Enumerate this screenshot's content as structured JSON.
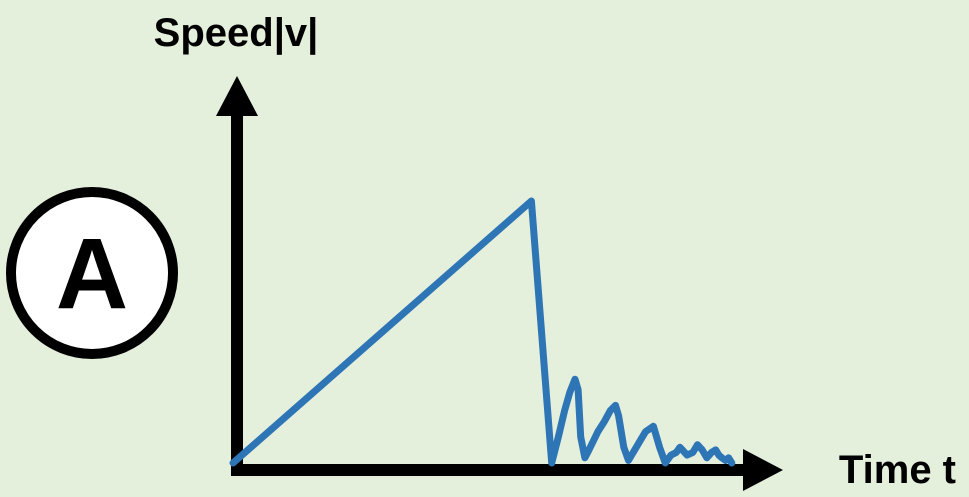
{
  "badge": {
    "label": "A"
  },
  "chart_data": {
    "type": "line",
    "title": "",
    "xlabel": "Time t",
    "ylabel": "Speed|v|",
    "xlim": [
      0,
      100
    ],
    "ylim": [
      0,
      100
    ],
    "grid": false,
    "legend": "none",
    "series": [
      {
        "color": "#2e75b6",
        "x": [
          0,
          57.5,
          61.4,
          62.7,
          63.9,
          64.9,
          65.9,
          66.5,
          67.0,
          67.8,
          68.6,
          70.3,
          71.6,
          72.7,
          73.7,
          74.3,
          75.3,
          76.2,
          76.8,
          78.0,
          79.5,
          81.0,
          82.2,
          83.3,
          84.4,
          85.4,
          86.1,
          87.5,
          88.6,
          89.5,
          90.4,
          91.3,
          92.2,
          93.0,
          93.6,
          94.2,
          94.9,
          95.5,
          96.1
        ],
        "y": [
          0,
          100,
          0,
          10,
          20,
          27,
          32,
          28,
          10,
          2,
          5,
          12,
          16,
          20,
          22,
          18,
          6,
          1,
          3,
          7,
          12,
          14,
          6,
          0,
          3,
          4,
          6,
          3,
          4,
          7,
          5,
          2,
          4,
          5,
          3,
          2,
          1,
          2,
          0
        ]
      }
    ],
    "arrows": [
      "y-axis-up",
      "x-axis-right"
    ]
  },
  "colors": {
    "background": "#e4efdc",
    "axis": "#000000",
    "line": "#2e75b6"
  }
}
***
== Exercise task ==
Transcribe the full listing above exactly as it stands, minus the pictures.

== Answer ==
Enumerate this screenshot's content as structured JSON.
{
  "badge": {
    "label": "A"
  },
  "chart_data": {
    "type": "line",
    "title": "",
    "xlabel": "Time t",
    "ylabel": "Speed|v|",
    "xlim": [
      0,
      100
    ],
    "ylim": [
      0,
      100
    ],
    "grid": false,
    "legend": "none",
    "series": [
      {
        "color": "#2e75b6",
        "x": [
          0,
          57.5,
          61.4,
          62.7,
          63.9,
          64.9,
          65.9,
          66.5,
          67.0,
          67.8,
          68.6,
          70.3,
          71.6,
          72.7,
          73.7,
          74.3,
          75.3,
          76.2,
          76.8,
          78.0,
          79.5,
          81.0,
          82.2,
          83.3,
          84.4,
          85.4,
          86.1,
          87.5,
          88.6,
          89.5,
          90.4,
          91.3,
          92.2,
          93.0,
          93.6,
          94.2,
          94.9,
          95.5,
          96.1
        ],
        "y": [
          0,
          100,
          0,
          10,
          20,
          27,
          32,
          28,
          10,
          2,
          5,
          12,
          16,
          20,
          22,
          18,
          6,
          1,
          3,
          7,
          12,
          14,
          6,
          0,
          3,
          4,
          6,
          3,
          4,
          7,
          5,
          2,
          4,
          5,
          3,
          2,
          1,
          2,
          0
        ]
      }
    ],
    "arrows": [
      "y-axis-up",
      "x-axis-right"
    ]
  },
  "colors": {
    "background": "#e4efdc",
    "axis": "#000000",
    "line": "#2e75b6"
  }
}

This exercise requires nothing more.